TASK OBJECTIVE:
Select all lines in the records that include "Euro".

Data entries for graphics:
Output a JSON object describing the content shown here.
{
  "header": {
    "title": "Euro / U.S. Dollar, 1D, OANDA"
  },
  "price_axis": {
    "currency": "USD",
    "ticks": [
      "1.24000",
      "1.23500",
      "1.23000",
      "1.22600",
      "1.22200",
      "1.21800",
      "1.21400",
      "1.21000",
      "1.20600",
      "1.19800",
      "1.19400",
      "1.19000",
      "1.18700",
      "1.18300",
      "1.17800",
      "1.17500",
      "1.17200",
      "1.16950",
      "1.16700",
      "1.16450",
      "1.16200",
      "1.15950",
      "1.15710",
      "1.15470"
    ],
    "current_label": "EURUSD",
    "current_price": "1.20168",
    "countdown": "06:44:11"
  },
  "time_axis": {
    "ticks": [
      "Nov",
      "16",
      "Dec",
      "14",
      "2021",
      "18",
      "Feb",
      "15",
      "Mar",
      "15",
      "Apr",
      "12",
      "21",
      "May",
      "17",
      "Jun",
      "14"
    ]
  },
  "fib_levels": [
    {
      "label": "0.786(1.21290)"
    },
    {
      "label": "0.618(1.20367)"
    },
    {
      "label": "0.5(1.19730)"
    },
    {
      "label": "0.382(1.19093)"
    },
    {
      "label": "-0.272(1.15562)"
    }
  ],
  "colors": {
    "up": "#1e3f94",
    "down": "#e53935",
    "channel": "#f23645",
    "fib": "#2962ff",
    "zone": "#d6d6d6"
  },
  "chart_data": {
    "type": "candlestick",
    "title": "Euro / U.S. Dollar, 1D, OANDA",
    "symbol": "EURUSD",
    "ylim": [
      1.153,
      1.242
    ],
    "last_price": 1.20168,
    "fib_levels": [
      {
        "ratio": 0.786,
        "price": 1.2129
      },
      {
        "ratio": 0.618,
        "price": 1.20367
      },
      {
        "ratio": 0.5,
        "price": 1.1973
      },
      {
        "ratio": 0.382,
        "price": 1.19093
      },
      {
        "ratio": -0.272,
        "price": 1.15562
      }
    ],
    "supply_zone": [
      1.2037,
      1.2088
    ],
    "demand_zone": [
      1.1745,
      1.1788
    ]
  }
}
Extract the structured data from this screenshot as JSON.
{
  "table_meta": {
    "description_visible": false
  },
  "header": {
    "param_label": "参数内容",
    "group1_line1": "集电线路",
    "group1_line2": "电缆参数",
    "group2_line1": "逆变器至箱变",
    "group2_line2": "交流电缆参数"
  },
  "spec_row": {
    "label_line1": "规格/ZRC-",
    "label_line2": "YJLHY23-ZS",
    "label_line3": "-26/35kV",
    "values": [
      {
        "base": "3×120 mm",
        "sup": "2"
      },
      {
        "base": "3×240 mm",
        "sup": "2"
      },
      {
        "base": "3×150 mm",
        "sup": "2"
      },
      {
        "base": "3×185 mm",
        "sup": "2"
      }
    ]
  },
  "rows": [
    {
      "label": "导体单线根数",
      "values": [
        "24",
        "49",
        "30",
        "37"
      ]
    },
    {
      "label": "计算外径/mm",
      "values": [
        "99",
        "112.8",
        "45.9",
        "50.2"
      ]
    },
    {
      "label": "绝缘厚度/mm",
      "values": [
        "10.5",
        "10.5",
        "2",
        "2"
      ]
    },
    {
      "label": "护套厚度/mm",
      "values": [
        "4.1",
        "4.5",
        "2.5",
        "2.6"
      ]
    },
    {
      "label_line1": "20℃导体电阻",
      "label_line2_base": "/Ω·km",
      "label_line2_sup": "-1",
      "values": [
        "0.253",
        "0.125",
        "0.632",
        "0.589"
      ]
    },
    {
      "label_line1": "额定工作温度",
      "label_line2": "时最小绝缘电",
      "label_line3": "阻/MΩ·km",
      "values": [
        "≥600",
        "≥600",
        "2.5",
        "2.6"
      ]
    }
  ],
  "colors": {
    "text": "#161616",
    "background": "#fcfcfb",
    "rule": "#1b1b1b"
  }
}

REPLY:
    "title": "Euro / U.S. Dollar, 1D, OANDA"
    "title": "Euro / U.S. Dollar, 1D, OANDA",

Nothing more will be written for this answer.